• [What you need to do]:
All records below must be reproduced exactly, although any pictures they contain are to be omitted.

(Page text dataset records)
- - -

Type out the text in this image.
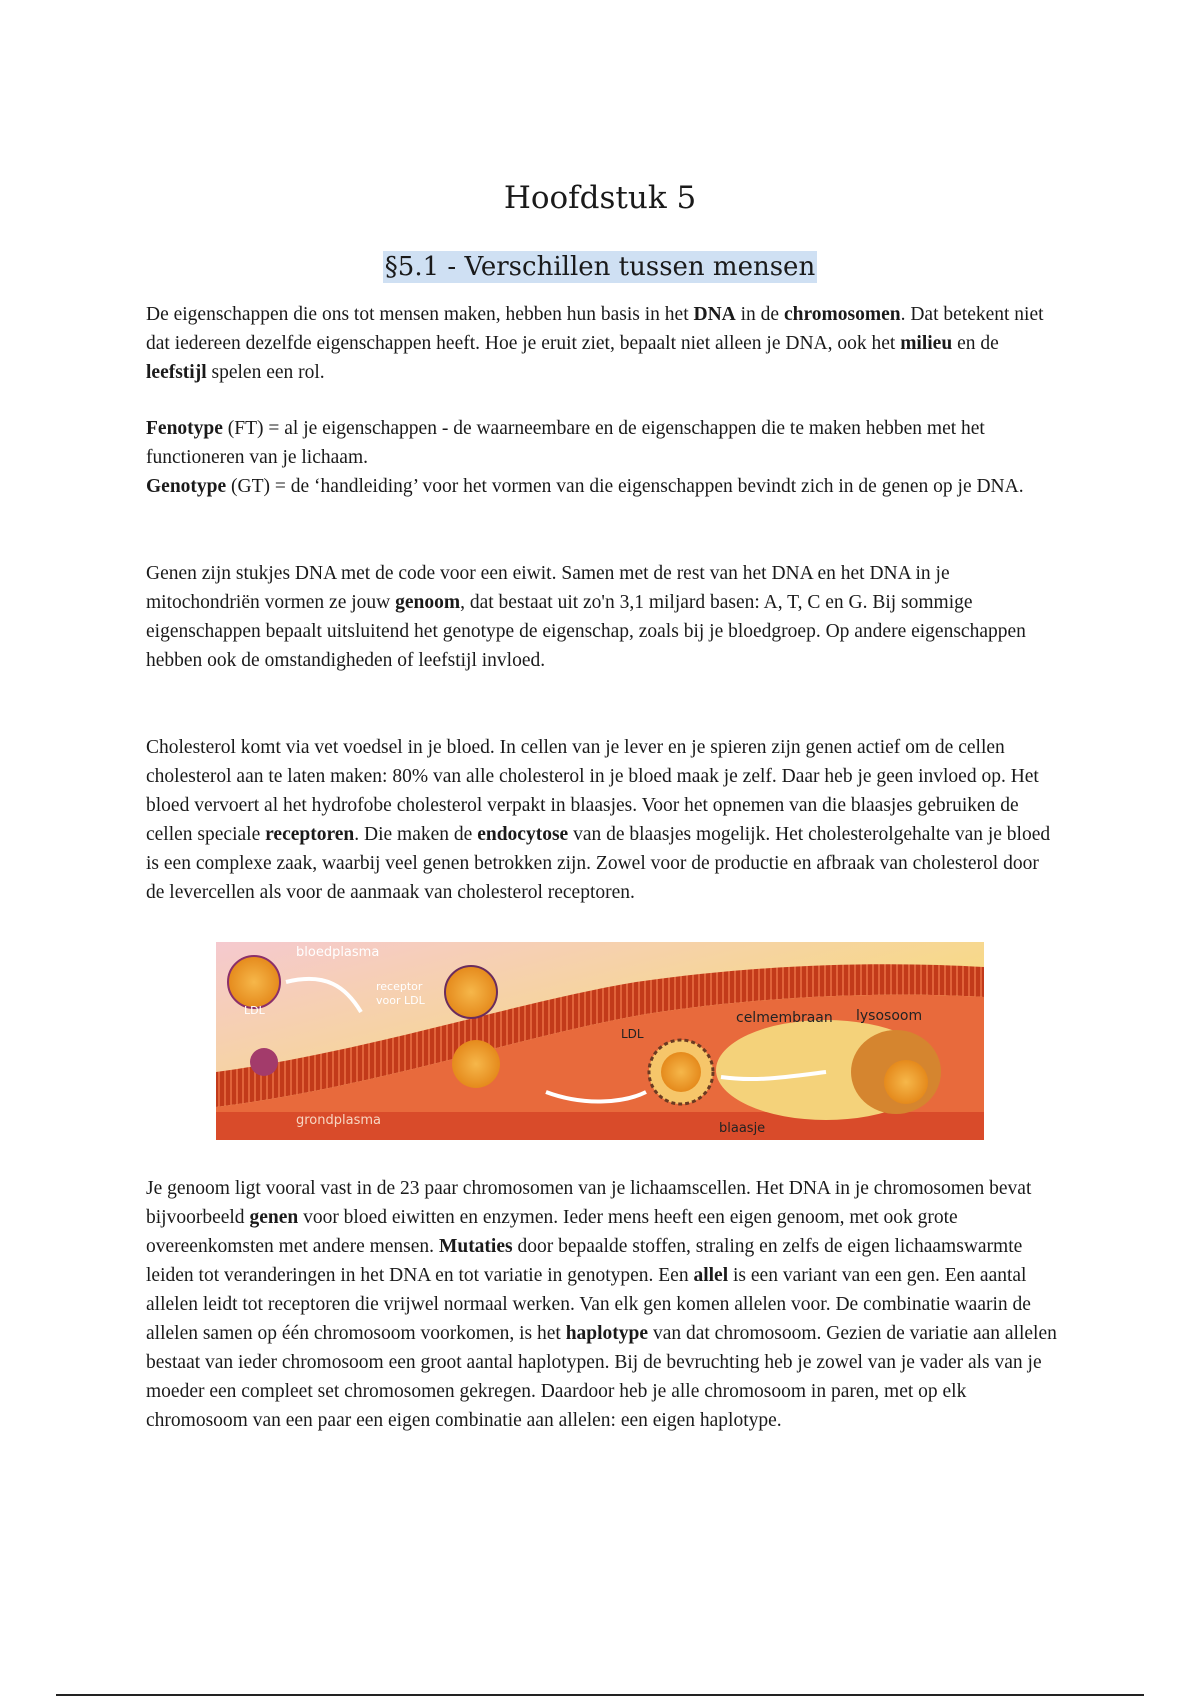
Hoofdstuk 5
§5.1 - Verschillen tussen mensen

De eigenschappen die ons tot mensen maken, hebben hun basis in het DNA in de chromosomen. Dat betekent niet dat iedereen dezelfde eigenschappen heeft. Hoe je eruit ziet, bepaalt niet alleen je DNA, ook het milieu en de leefstijl spelen een rol.

Fenotype (FT) = al je eigenschappen - de waarneembare en de eigenschappen die te maken hebben met het functioneren van je lichaam.
Genotype (GT) = de ‘handleiding’ voor het vormen van die eigenschappen bevindt zich in de genen op je DNA.

Genen zijn stukjes DNA met de code voor een eiwit. Samen met de rest van het DNA en het DNA in je mitochondriën vormen ze jouw genoom, dat bestaat uit zo'n 3,1 miljard basen: A, T, C en G. Bij sommige eigenschappen bepaalt uitsluitend het genotype de eigenschap, zoals bij je bloedgroep. Op andere eigenschappen hebben ook de omstandigheden of leefstijl invloed.

Cholesterol komt via vet voedsel in je bloed. In cellen van je lever en je spieren zijn genen actief om de cellen cholesterol aan te laten maken: 80% van alle cholesterol in je bloed maak je zelf. Daar heb je geen invloed op. Het bloed vervoert al het hydrofobe cholesterol verpakt in blaasjes. Voor het opnemen van die blaasjes gebruiken de cellen speciale receptoren. Die maken de endocytose van de blaasjes mogelijk. Het cholesterolgehalte van je bloed is een complexe zaak, waarbij veel genen betrokken zijn. Zowel voor de productie en afbraak van cholesterol door de levercellen als voor de aanmaak van cholesterol receptoren.

bloedplasma
receptor
voor LDL
LDL
LDL
celmembraan lysosoom
grondplasma
blaasje

Je genoom ligt vooral vast in de 23 paar chromosomen van je lichaamscellen. Het DNA in je chromosomen bevat bijvoorbeeld genen voor bloed eiwitten en enzymen. Ieder mens heeft een eigen genoom, met ook grote overeenkomsten met andere mensen. Mutaties door bepaalde stoffen, straling en zelfs de eigen lichaamswarmte leiden tot veranderingen in het DNA en tot variatie in genotypen. Een allel is een variant van een gen. Een aantal allelen leidt tot receptoren die vrijwel normaal werken. Van elk gen komen allelen voor. De combinatie waarin de allelen samen op één chromosoom voorkomen, is het haplotype van dat chromosoom. Gezien de variatie aan allelen bestaat van ieder chromosoom een groot aantal haplotypen. Bij de bevruchting heb je zowel van je vader als van je moeder een compleet set chromosomen gekregen. Daardoor heb je alle chromosoom in paren, met op elk chromosoom van een paar een eigen combinatie aan allelen: een eigen haplotype.
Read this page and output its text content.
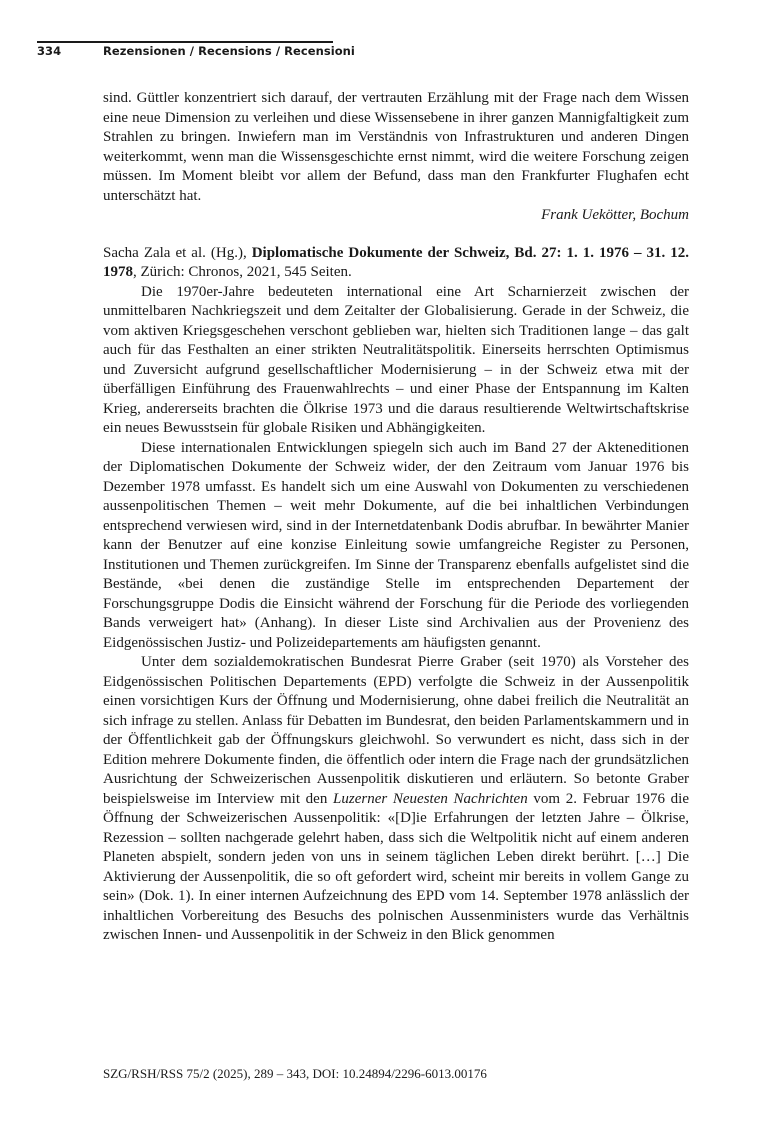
334	Rezensionen / Recensions / Recensioni

sind. Güttler konzentriert sich darauf, der vertrauten Erzählung mit der Frage nach dem Wissen eine neue Dimension zu verleihen und diese Wissensebene in ihrer ganzen Mannigfaltigkeit zum Strahlen zu bringen. Inwiefern man im Verständnis von Infrastrukturen und anderen Dingen weiterkommt, wenn man die Wissensgeschichte ernst nimmt, wird die weitere Forschung zeigen müssen. Im Moment bleibt vor allem der Befund, dass man den Frankfurter Flughafen echt unterschätzt hat.

Frank Uekötter, Bochum

Sacha Zala et al. (Hg.), Diplomatische Dokumente der Schweiz, Bd. 27: 1. 1. 1976 – 31. 12. 1978, Zürich: Chronos, 2021, 545 Seiten.

Die 1970er-Jahre bedeuteten international eine Art Scharnierzeit zwischen der unmittelbaren Nachkriegszeit und dem Zeitalter der Globalisierung. Gerade in der Schweiz, die vom aktiven Kriegsgeschehen verschont geblieben war, hielten sich Traditionen lange – das galt auch für das Festhalten an einer strikten Neutralitätspolitik. Einerseits herrschten Optimismus und Zuversicht aufgrund gesellschaftlicher Modernisierung – in der Schweiz etwa mit der überfälligen Einführung des Frauenwahlrechts – und einer Phase der Entspannung im Kalten Krieg, andererseits brachten die Ölkrise 1973 und die daraus resultierende Weltwirtschaftskrise ein neues Bewusstsein für globale Risiken und Abhängigkeiten.

Diese internationalen Entwicklungen spiegeln sich auch im Band 27 der Akteneditionen der Diplomatischen Dokumente der Schweiz wider, der den Zeitraum vom Januar 1976 bis Dezember 1978 umfasst. Es handelt sich um eine Auswahl von Dokumenten zu verschiedenen aussenpolitischen Themen – weit mehr Dokumente, auf die bei inhaltlichen Verbindungen entsprechend verwiesen wird, sind in der Internetdatenbank Dodis abrufbar. In bewährter Manier kann der Benutzer auf eine konzise Einleitung sowie umfangreiche Register zu Personen, Institutionen und Themen zurückgreifen. Im Sinne der Transparenz ebenfalls aufgelistet sind die Bestände, «bei denen die zuständige Stelle im entsprechenden Departement der Forschungsgruppe Dodis die Einsicht während der Forschung für die Periode des vorliegenden Bands verweigert hat» (Anhang). In dieser Liste sind Archivalien aus der Provenienz des Eidgenössischen Justiz- und Polizeidepartements am häufigsten genannt.

Unter dem sozialdemokratischen Bundesrat Pierre Graber (seit 1970) als Vorsteher des Eidgenössischen Politischen Departements (EPD) verfolgte die Schweiz in der Aussenpolitik einen vorsichtigen Kurs der Öffnung und Modernisierung, ohne dabei freilich die Neutralität an sich infrage zu stellen. Anlass für Debatten im Bundesrat, den beiden Parlamentskammern und in der Öffentlichkeit gab der Öffnungskurs gleichwohl. So verwundert es nicht, dass sich in der Edition mehrere Dokumente finden, die öffentlich oder intern die Frage nach der grundsätzlichen Ausrichtung der Schweizerischen Aussenpolitik diskutieren und erläutern. So betonte Graber beispielsweise im Interview mit den Luzerner Neuesten Nachrichten vom 2. Februar 1976 die Öffnung der Schweizerischen Aussenpolitik: «[D]ie Erfahrungen der letzten Jahre – Ölkrise, Rezession – sollten nachgerade gelehrt haben, dass sich die Weltpolitik nicht auf einem anderen Planeten abspielt, sondern jeden von uns in seinem täglichen Leben direkt berührt. […] Die Aktivierung der Aussenpolitik, die so oft gefordert wird, scheint mir bereits in vollem Gange zu sein» (Dok. 1). In einer internen Aufzeichnung des EPD vom 14. September 1978 anlässlich der inhaltlichen Vorbereitung des Besuchs des polnischen Aussenministers wurde das Verhältnis zwischen Innen- und Aussenpolitik in der Schweiz in den Blick genommen

SZG/RSH/RSS 75/2 (2025), 289 – 343, DOI: 10.24894/2296-6013.00176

- - -

• [Written answer]:
Type out the text in this image.
Hoofdstuk 5
§5.1 - Verschillen tussen mensen

De eigenschappen die ons tot mensen maken, hebben hun basis in het DNA in de chromosomen. Dat betekent niet dat iedereen dezelfde eigenschappen heeft. Hoe je eruit ziet, bepaalt niet alleen je DNA, ook het milieu en de leefstijl spelen een rol.

Fenotype (FT) = al je eigenschappen - de waarneembare en de eigenschappen die te maken hebben met het functioneren van je lichaam.
Genotype (GT) = de ‘handleiding’ voor het vormen van die eigenschappen bevindt zich in de genen op je DNA.

Genen zijn stukjes DNA met de code voor een eiwit. Samen met de rest van het DNA en het DNA in je mitochondriën vormen ze jouw genoom, dat bestaat uit zo'n 3,1 miljard basen: A, T, C en G. Bij sommige eigenschappen bepaalt uitsluitend het genotype de eigenschap, zoals bij je bloedgroep. Op andere eigenschappen hebben ook de omstandigheden of leefstijl invloed.

Cholesterol komt via vet voedsel in je bloed. In cellen van je lever en je spieren zijn genen actief om de cellen cholesterol aan te laten maken: 80% van alle cholesterol in je bloed maak je zelf. Daar heb je geen invloed op. Het bloed vervoert al het hydrofobe cholesterol verpakt in blaasjes. Voor het opnemen van die blaasjes gebruiken de cellen speciale receptoren. Die maken de endocytose van de blaasjes mogelijk. Het cholesterolgehalte van je bloed is een complexe zaak, waarbij veel genen betrokken zijn. Zowel voor de productie en afbraak van cholesterol door de levercellen als voor de aanmaak van cholesterol receptoren.

bloedplasma
receptor
voor LDL
LDL
LDL
celmembraan lysosoom
grondplasma
blaasje

Je genoom ligt vooral vast in de 23 paar chromosomen van je lichaamscellen. Het DNA in je chromosomen bevat bijvoorbeeld genen voor bloed eiwitten en enzymen. Ieder mens heeft een eigen genoom, met ook grote overeenkomsten met andere mensen. Mutaties door bepaalde stoffen, straling en zelfs de eigen lichaamswarmte leiden tot veranderingen in het DNA en tot variatie in genotypen. Een allel is een variant van een gen. Een aantal allelen leidt tot receptoren die vrijwel normaal werken. Van elk gen komen allelen voor. De combinatie waarin de allelen samen op één chromosoom voorkomen, is het haplotype van dat chromosoom. Gezien de variatie aan allelen bestaat van ieder chromosoom een groot aantal haplotypen. Bij de bevruchting heb je zowel van je vader als van je moeder een compleet set chromosomen gekregen. Daardoor heb je alle chromosoom in paren, met op elk chromosoom van een paar een eigen combinatie aan allelen: een eigen haplotype.
Read this page and output its text content.
334	Rezensionen / Recensions / Recensioni

sind. Güttler konzentriert sich darauf, der vertrauten Erzählung mit der Frage nach dem Wissen eine neue Dimension zu verleihen und diese Wissensebene in ihrer ganzen Mannigfaltigkeit zum Strahlen zu bringen. Inwiefern man im Verständnis von Infrastrukturen und anderen Dingen weiterkommt, wenn man die Wissensgeschichte ernst nimmt, wird die weitere Forschung zeigen müssen. Im Moment bleibt vor allem der Befund, dass man den Frankfurter Flughafen echt unterschätzt hat.

Frank Uekötter, Bochum

Sacha Zala et al. (Hg.), Diplomatische Dokumente der Schweiz, Bd. 27: 1. 1. 1976 – 31. 12. 1978, Zürich: Chronos, 2021, 545 Seiten.

Die 1970er-Jahre bedeuteten international eine Art Scharnierzeit zwischen der unmittelbaren Nachkriegszeit und dem Zeitalter der Globalisierung. Gerade in der Schweiz, die vom aktiven Kriegsgeschehen verschont geblieben war, hielten sich Traditionen lange – das galt auch für das Festhalten an einer strikten Neutralitätspolitik. Einerseits herrschten Optimismus und Zuversicht aufgrund gesellschaftlicher Modernisierung – in der Schweiz etwa mit der überfälligen Einführung des Frauenwahlrechts – und einer Phase der Entspannung im Kalten Krieg, andererseits brachten die Ölkrise 1973 und die daraus resultierende Weltwirtschaftskrise ein neues Bewusstsein für globale Risiken und Abhängigkeiten.

Diese internationalen Entwicklungen spiegeln sich auch im Band 27 der Akteneditionen der Diplomatischen Dokumente der Schweiz wider, der den Zeitraum vom Januar 1976 bis Dezember 1978 umfasst. Es handelt sich um eine Auswahl von Dokumenten zu verschiedenen aussenpolitischen Themen – weit mehr Dokumente, auf die bei inhaltlichen Verbindungen entsprechend verwiesen wird, sind in der Internetdatenbank Dodis abrufbar. In bewährter Manier kann der Benutzer auf eine konzise Einleitung sowie umfangreiche Register zu Personen, Institutionen und Themen zurückgreifen. Im Sinne der Transparenz ebenfalls aufgelistet sind die Bestände, «bei denen die zuständige Stelle im entsprechenden Departement der Forschungsgruppe Dodis die Einsicht während der Forschung für die Periode des vorliegenden Bands verweigert hat» (Anhang). In dieser Liste sind Archivalien aus der Provenienz des Eidgenössischen Justiz- und Polizeidepartements am häufigsten genannt.

Unter dem sozialdemokratischen Bundesrat Pierre Graber (seit 1970) als Vorsteher des Eidgenössischen Politischen Departements (EPD) verfolgte die Schweiz in der Aussenpolitik einen vorsichtigen Kurs der Öffnung und Modernisierung, ohne dabei freilich die Neutralität an sich infrage zu stellen. Anlass für Debatten im Bundesrat, den beiden Parlamentskammern und in der Öffentlichkeit gab der Öffnungskurs gleichwohl. So verwundert es nicht, dass sich in der Edition mehrere Dokumente finden, die öffentlich oder intern die Frage nach der grundsätzlichen Ausrichtung der Schweizerischen Aussenpolitik diskutieren und erläutern. So betonte Graber beispielsweise im Interview mit den Luzerner Neuesten Nachrichten vom 2. Februar 1976 die Öffnung der Schweizerischen Aussenpolitik: «[D]ie Erfahrungen der letzten Jahre – Ölkrise, Rezession – sollten nachgerade gelehrt haben, dass sich die Weltpolitik nicht auf einem anderen Planeten abspielt, sondern jeden von uns in seinem täglichen Leben direkt berührt. […] Die Aktivierung der Aussenpolitik, die so oft gefordert wird, scheint mir bereits in vollem Gange zu sein» (Dok. 1). In einer internen Aufzeichnung des EPD vom 14. September 1978 anlässlich der inhaltlichen Vorbereitung des Besuchs des polnischen Aussenministers wurde das Verhältnis zwischen Innen- und Aussenpolitik in der Schweiz in den Blick genommen

SZG/RSH/RSS 75/2 (2025), 289 – 343, DOI: 10.24894/2296-6013.00176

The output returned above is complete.